=== DOCUMENT PASSAGE ===
==========

Split Review: Amiensus / Oak Pantheon – Gathering II

Gathering II is the upcoming follow up to Gathering, the first split EP between the two US-black metal bands Amiensus and Oak Pantheon, released in 2013. Once again, the two bands collaborated to release a split EP containing one song by each band. Additionally, we also get a collaborative song on Gathering II.

I loved Gathering and was super happy when I heard the bands were working on a second split release. Being a fan of both bands, the expectations for Gathering II were quite high. And fortunately, I can say that it does not disappoint.

Oak Pantheon - Metal SoliloquyThe split is opened up by Oak Pantheon with the song “A Demonstration”, which lyrically explores real-world death cults. Musically, it is very focused on the folk side of things, with acoustic guitars opening up the track and leading through the whole piece. The extreme metal elements, harsh vocals and electric guitars, are more of an addition to the folk elements than the other way around. What I love about this track in particular is how far up in the mix the bass guitar (played by Amiensus’ bassist Todd Farnham) is. It adds a unique, jazzy twist to the music and serves as a very refreshing element that makes this song stand out from your typical folky black metal. This also is, on a side note, the first Oak Pantheon track featuring real drums (played by Amiensus’ drummer Chris Piette). A great opnener and probably one of my favourite Oak Pantheon tracks yet.

==========

[Records from a dataset]
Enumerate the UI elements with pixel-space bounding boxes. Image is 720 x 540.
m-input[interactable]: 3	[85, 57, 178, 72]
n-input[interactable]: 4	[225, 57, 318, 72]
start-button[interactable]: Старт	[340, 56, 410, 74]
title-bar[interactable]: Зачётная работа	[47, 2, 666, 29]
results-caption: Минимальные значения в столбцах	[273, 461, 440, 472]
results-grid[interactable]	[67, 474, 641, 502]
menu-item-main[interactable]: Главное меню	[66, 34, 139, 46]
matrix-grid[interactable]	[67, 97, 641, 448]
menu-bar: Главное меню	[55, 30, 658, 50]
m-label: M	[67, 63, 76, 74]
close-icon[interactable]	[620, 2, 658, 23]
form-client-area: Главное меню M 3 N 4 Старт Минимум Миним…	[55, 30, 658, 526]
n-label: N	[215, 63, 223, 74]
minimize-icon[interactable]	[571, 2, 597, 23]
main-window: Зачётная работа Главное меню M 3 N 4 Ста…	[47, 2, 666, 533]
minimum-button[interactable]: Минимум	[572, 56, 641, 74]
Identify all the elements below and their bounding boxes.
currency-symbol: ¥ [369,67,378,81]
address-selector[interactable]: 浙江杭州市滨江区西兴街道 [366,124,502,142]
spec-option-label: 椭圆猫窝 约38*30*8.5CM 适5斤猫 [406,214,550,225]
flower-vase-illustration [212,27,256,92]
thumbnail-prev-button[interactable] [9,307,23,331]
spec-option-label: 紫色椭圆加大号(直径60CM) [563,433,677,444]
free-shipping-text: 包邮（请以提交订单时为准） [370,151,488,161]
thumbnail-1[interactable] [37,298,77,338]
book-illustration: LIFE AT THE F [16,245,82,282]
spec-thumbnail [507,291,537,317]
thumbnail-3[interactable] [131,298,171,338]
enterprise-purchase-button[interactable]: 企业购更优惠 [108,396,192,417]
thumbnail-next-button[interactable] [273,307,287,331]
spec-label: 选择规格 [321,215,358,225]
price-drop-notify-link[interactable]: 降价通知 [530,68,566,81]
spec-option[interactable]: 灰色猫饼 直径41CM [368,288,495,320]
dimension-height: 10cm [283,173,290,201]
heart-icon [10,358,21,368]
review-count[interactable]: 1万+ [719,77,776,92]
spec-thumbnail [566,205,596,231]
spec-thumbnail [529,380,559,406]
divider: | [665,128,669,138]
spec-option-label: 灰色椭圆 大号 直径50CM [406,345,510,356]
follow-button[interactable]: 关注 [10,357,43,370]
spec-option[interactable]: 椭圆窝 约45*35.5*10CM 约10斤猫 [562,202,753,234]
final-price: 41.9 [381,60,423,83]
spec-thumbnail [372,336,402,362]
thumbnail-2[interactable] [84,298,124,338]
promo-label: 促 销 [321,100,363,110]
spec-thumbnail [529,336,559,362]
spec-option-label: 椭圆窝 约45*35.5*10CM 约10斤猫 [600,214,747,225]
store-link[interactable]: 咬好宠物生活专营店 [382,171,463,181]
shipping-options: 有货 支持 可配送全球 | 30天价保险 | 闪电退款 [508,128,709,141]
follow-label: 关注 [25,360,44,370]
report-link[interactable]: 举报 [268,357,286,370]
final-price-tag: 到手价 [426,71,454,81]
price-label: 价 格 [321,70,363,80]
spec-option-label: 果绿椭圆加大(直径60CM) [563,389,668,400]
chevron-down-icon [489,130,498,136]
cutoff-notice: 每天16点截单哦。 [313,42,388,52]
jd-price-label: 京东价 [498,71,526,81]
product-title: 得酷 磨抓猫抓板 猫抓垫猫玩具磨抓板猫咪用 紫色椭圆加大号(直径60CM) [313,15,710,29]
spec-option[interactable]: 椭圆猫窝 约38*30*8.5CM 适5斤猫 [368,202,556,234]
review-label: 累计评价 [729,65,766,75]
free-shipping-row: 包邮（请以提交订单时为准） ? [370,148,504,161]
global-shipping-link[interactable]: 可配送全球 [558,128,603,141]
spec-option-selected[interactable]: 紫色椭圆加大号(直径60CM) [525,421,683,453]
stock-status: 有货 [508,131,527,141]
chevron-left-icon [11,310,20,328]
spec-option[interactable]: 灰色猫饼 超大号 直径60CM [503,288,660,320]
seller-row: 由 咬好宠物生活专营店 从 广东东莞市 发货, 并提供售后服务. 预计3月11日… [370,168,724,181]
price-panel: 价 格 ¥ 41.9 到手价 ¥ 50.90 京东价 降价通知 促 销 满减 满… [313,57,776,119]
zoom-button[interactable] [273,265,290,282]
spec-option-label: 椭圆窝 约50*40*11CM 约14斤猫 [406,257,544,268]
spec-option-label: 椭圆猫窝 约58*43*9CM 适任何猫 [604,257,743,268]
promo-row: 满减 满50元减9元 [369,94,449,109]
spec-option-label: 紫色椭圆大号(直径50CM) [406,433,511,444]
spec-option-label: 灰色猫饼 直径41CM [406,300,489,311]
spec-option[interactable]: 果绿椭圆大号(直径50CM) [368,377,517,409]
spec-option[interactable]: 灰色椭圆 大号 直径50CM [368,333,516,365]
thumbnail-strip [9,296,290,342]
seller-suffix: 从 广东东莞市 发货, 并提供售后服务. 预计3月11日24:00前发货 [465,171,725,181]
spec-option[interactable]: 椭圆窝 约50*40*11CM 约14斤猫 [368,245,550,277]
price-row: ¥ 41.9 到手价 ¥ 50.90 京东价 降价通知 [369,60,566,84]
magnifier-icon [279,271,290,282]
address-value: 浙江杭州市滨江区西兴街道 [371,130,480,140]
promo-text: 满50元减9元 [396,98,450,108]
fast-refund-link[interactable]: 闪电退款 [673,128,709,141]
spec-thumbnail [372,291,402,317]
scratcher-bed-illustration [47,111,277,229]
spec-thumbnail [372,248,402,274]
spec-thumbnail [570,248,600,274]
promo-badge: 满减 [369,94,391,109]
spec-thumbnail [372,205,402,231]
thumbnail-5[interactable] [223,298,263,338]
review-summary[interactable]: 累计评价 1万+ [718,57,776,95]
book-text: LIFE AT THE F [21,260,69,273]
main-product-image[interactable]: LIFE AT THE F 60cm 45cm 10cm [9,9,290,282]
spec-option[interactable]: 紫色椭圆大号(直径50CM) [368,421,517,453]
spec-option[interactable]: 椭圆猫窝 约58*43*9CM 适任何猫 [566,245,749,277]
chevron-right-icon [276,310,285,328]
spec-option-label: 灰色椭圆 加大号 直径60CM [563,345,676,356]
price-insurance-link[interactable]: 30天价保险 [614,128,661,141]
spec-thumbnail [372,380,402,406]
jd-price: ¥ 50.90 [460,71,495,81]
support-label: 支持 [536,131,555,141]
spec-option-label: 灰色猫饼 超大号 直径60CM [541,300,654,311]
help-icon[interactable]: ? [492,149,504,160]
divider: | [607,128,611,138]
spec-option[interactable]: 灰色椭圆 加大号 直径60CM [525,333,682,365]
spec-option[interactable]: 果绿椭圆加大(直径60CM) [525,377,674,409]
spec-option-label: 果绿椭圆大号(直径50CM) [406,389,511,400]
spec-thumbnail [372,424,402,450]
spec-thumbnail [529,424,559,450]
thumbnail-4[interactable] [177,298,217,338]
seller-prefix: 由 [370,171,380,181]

==========

=== CHALLENGES ===
• 1. Extract the entries from their first line up to and including the line that contains "thumbnail-prev-button[interactable] [9,307,23,331]", and reproduce each of those lines without any change.
• 2. Continue the review of the Gathering II split EP from the point where it stops.

=== ANSWERS FOR THE EXERCISE ===
• 1.
Enumerate the UI elements with pixel-space bounding boxes. Image is 720 x 540.
m-input[interactable]: 3	[85, 57, 178, 72]
n-input[interactable]: 4	[225, 57, 318, 72]
start-button[interactable]: Старт	[340, 56, 410, 74]
title-bar[interactable]: Зачётная работа	[47, 2, 666, 29]
results-caption: Минимальные значения в столбцах	[273, 461, 440, 472]
results-grid[interactable]	[67, 474, 641, 502]
menu-item-main[interactable]: Главное меню	[66, 34, 139, 46]
matrix-grid[interactable]	[67, 97, 641, 448]
menu-bar: Главное меню	[55, 30, 658, 50]
m-label: M	[67, 63, 76, 74]
close-icon[interactable]	[620, 2, 658, 23]
form-client-area: Главное меню M 3 N 4 Старт Минимум Миним…	[55, 30, 658, 526]
n-label: N	[215, 63, 223, 74]
minimize-icon[interactable]	[571, 2, 597, 23]
main-window: Зачётная работа Главное меню M 3 N 4 Ста…	[47, 2, 666, 533]
minimum-button[interactable]: Минимум	[572, 56, 641, 74]
Identify all the elements below and their bounding boxes.
currency-symbol: ¥ [369,67,378,81]
address-selector[interactable]: 浙江杭州市滨江区西兴街道 [366,124,502,142]
spec-option-label: 椭圆猫窝 约38*30*8.5CM 适5斤猫 [406,214,550,225]
flower-vase-illustration [212,27,256,92]
thumbnail-prev-button[interactable] [9,307,23,331]

• 2.
The second track, “Tanequil”, is a song collaboratively written and performed by Amiensus and Oak Pantheon and serves as a great transition from the folky, rather light Oak Pantheon track to the more atmospheric and heavier Amiensus track. There is one section of this song that stood out to me with its clean vocals that reminded me, of all things, of American metalcore band Demon Hunter. Something about the vocal harmonies and the melody is quite reminiscent of the way Demon Hunter write their melodies. Or maybe it’s just my brain playing tricks on me. Whatever, this is definitely a good song, but also the least memorable and interesting out of the three, in my opinion.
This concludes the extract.